[START OF Given data]

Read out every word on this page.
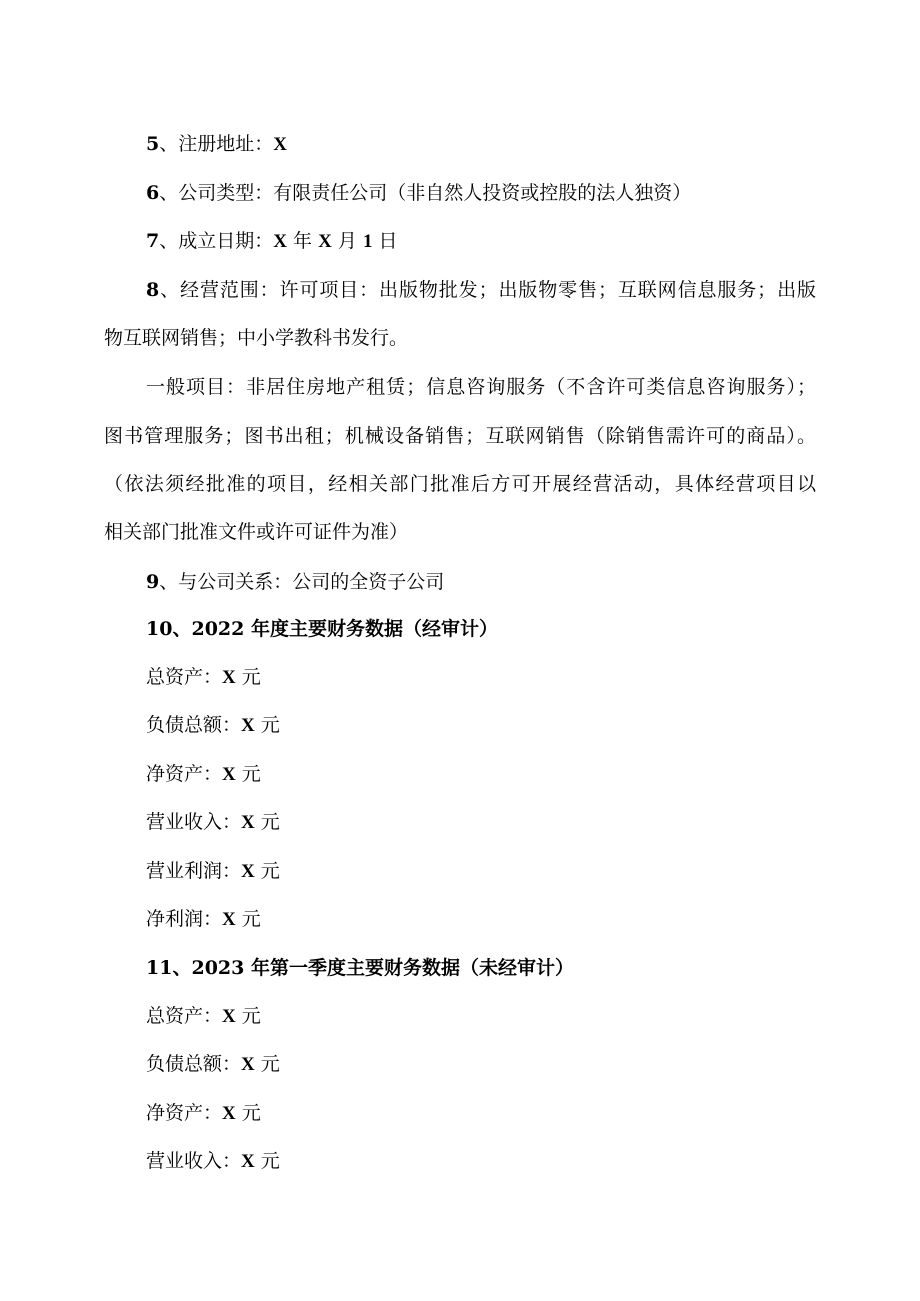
5、注册地址：X
6、公司类型：有限责任公司（非自然人投资或控股的法人独资）
7、成立日期：X 年 X 月 1 日
8、经营范围：许可项目：出版物批发；出版物零售；互联网信息服务；出版
物互联网销售；中小学教科书发行。
一般项目：非居住房地产租赁；信息咨询服务（不含许可类信息咨询服务）；
图书管理服务；图书出租；机械设备销售；互联网销售（除销售需许可的商品）。
（依法须经批准的项目，经相关部门批准后方可开展经营活动，具体经营项目以
相关部门批准文件或许可证件为准）
9、与公司关系：公司的全资子公司
10、2022 年度主要财务数据（经审计）
总资产：X 元
负债总额：X 元
净资产：X 元
营业收入：X 元
营业利润：X 元
净利润：X 元
11、2023 年第一季度主要财务数据（未经审计）
总资产：X 元
负债总额：X 元
净资产：X 元
营业收入：X 元
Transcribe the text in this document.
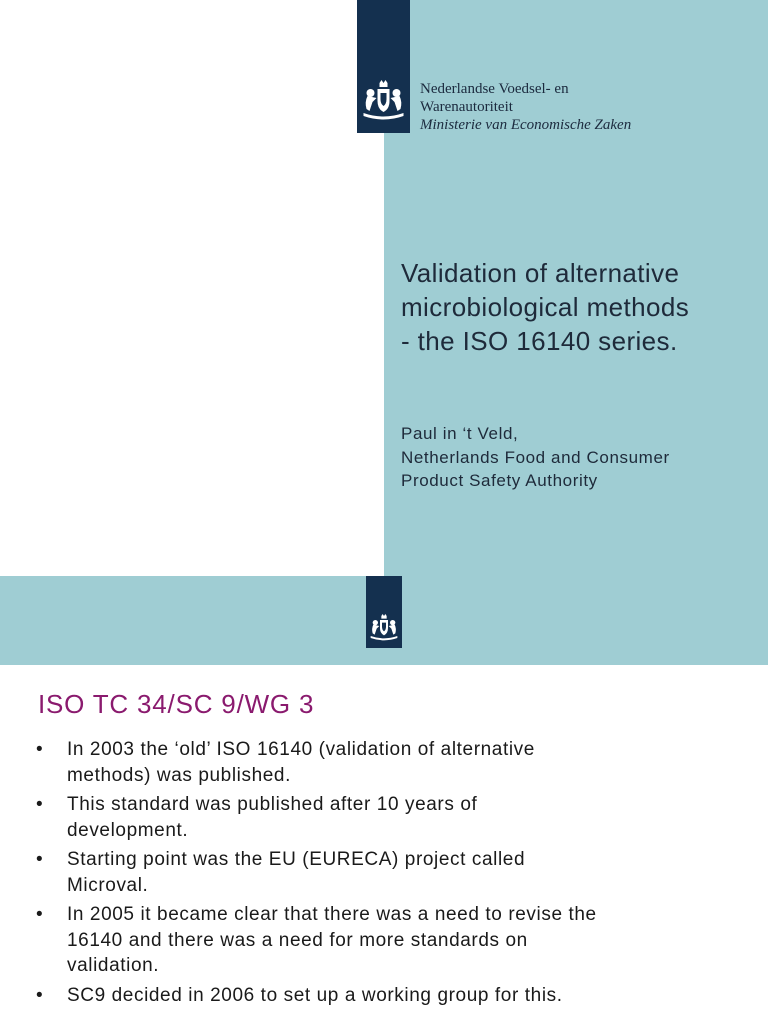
Nederlandse Voedsel- en
Warenautoriteit
Ministerie van Economische Zaken
Validation of alternative
microbiological methods
- the ISO 16140 series.
Paul in ‘t Veld,
Netherlands Food and Consumer
Product Safety Authority
ISO TC 34/SC 9/WG 3
• In 2003 the ‘old’ ISO 16140 (validation of alternative
methods) was published.
• This standard was published after 10 years of
development.
• Starting point was the EU (EURECA) project called
Microval.
• In 2005 it became clear that there was a need to revise the
16140 and there was a need for more standards on
validation.
• SC9 decided in 2006 to set up a working group for this.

[END OF Given data]

**What to produce:** Output the entries above exactly. Drop the pictures.

**Complete output:**
Read out every word on this page.
5、注册地址：X
6、公司类型：有限责任公司（非自然人投资或控股的法人独资）
7、成立日期：X 年 X 月 1 日
8、经营范围：许可项目：出版物批发；出版物零售；互联网信息服务；出版
物互联网销售；中小学教科书发行。
一般项目：非居住房地产租赁；信息咨询服务（不含许可类信息咨询服务）；
图书管理服务；图书出租；机械设备销售；互联网销售（除销售需许可的商品）。
（依法须经批准的项目，经相关部门批准后方可开展经营活动，具体经营项目以
相关部门批准文件或许可证件为准）
9、与公司关系：公司的全资子公司
10、2022 年度主要财务数据（经审计）
总资产：X 元
负债总额：X 元
净资产：X 元
营业收入：X 元
营业利润：X 元
净利润：X 元
11、2023 年第一季度主要财务数据（未经审计）
总资产：X 元
负债总额：X 元
净资产：X 元
营业收入：X 元
Transcribe the text in this document.
Nederlandse Voedsel- en
Warenautoriteit
Ministerie van Economische Zaken
Validation of alternative
microbiological methods
- the ISO 16140 series.
Paul in ‘t Veld,
Netherlands Food and Consumer
Product Safety Authority
ISO TC 34/SC 9/WG 3
• In 2003 the ‘old’ ISO 16140 (validation of alternative
methods) was published.
• This standard was published after 10 years of
development.
• Starting point was the EU (EURECA) project called
Microval.
• In 2005 it became clear that there was a need to revise the
16140 and there was a need for more standards on
validation.
• SC9 decided in 2006 to set up a working group for this.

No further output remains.